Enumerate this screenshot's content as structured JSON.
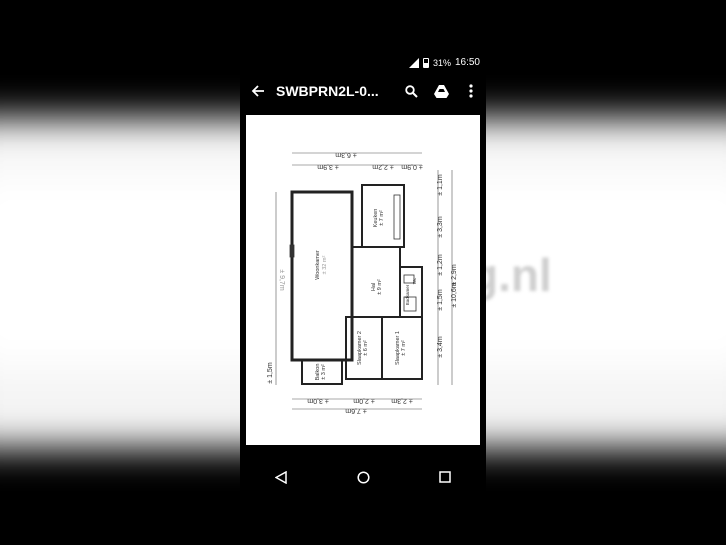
{
  "status_bar": {
    "network": "4G",
    "battery": "31%",
    "time": "16:50"
  },
  "app_bar": {
    "title": "SWBPRN2L-0...",
    "icons": [
      "back-arrow-icon",
      "search-icon",
      "drive-icon",
      "more-vert-icon"
    ]
  },
  "background": {
    "watermark_right": "g.nl"
  },
  "floorplan": {
    "dim_top_total": "± 6,3m",
    "dim_top_left": "± 3,9m",
    "dim_top_mid": "± 2,2m",
    "dim_top_right": "± 0,9m",
    "dim_right_1": "± 1,1m",
    "dim_right_2": "± 3,3m",
    "dim_right_3": "± 1,2m",
    "dim_right_4": "± 1,5m",
    "dim_right_5": "± 2,9m",
    "dim_right_total": "± 10,6m",
    "dim_right_6": "± 3,4m",
    "dim_left_total": "± 9,7m",
    "dim_left_bottom": "± 1,5m",
    "dim_bottom_left": "± 3,0m",
    "dim_bottom_mid": "± 2,0m",
    "dim_bottom_right": "± 2,3m",
    "dim_bottom_total": "± 7,6m",
    "room_woonkamer": "Woonkamer",
    "room_woonkamer_area": "± 32 m²",
    "room_keuken": "Keuken",
    "room_keuken_area": "± 7 m²",
    "room_hal": "Hal",
    "room_hal_area": "± 9 m²",
    "room_badkamer": "Badkamer",
    "room_wc": "Wc",
    "room_slaap2": "Slaapkamer 2",
    "room_slaap2_area": "± 6 m²",
    "room_slaap1": "Slaapkamer 1",
    "room_slaap1_area": "± 7 m²",
    "room_balkon": "Balkon",
    "room_balkon_area": "± 3 m²"
  },
  "navigation": [
    "back-triangle-icon",
    "home-circle-icon",
    "recents-square-icon"
  ]
}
+---+
Required task -
Copy every entry exactly as written. Pictures are excluded.

Solution for this exercise -
Enumerate this screenshot's content as structured JSON.
{
  "status_bar": {
    "network": "4G",
    "battery": "31%",
    "time": "16:50"
  },
  "app_bar": {
    "title": "SWBPRN2L-0...",
    "icons": [
      "back-arrow-icon",
      "search-icon",
      "drive-icon",
      "more-vert-icon"
    ]
  },
  "background": {
    "watermark_right": "g.nl"
  },
  "floorplan": {
    "dim_top_total": "± 6,3m",
    "dim_top_left": "± 3,9m",
    "dim_top_mid": "± 2,2m",
    "dim_top_right": "± 0,9m",
    "dim_right_1": "± 1,1m",
    "dim_right_2": "± 3,3m",
    "dim_right_3": "± 1,2m",
    "dim_right_4": "± 1,5m",
    "dim_right_5": "± 2,9m",
    "dim_right_total": "± 10,6m",
    "dim_right_6": "± 3,4m",
    "dim_left_total": "± 9,7m",
    "dim_left_bottom": "± 1,5m",
    "dim_bottom_left": "± 3,0m",
    "dim_bottom_mid": "± 2,0m",
    "dim_bottom_right": "± 2,3m",
    "dim_bottom_total": "± 7,6m",
    "room_woonkamer": "Woonkamer",
    "room_woonkamer_area": "± 32 m²",
    "room_keuken": "Keuken",
    "room_keuken_area": "± 7 m²",
    "room_hal": "Hal",
    "room_hal_area": "± 9 m²",
    "room_badkamer": "Badkamer",
    "room_wc": "Wc",
    "room_slaap2": "Slaapkamer 2",
    "room_slaap2_area": "± 6 m²",
    "room_slaap1": "Slaapkamer 1",
    "room_slaap1_area": "± 7 m²",
    "room_balkon": "Balkon",
    "room_balkon_area": "± 3 m²"
  },
  "navigation": [
    "back-triangle-icon",
    "home-circle-icon",
    "recents-square-icon"
  ]
}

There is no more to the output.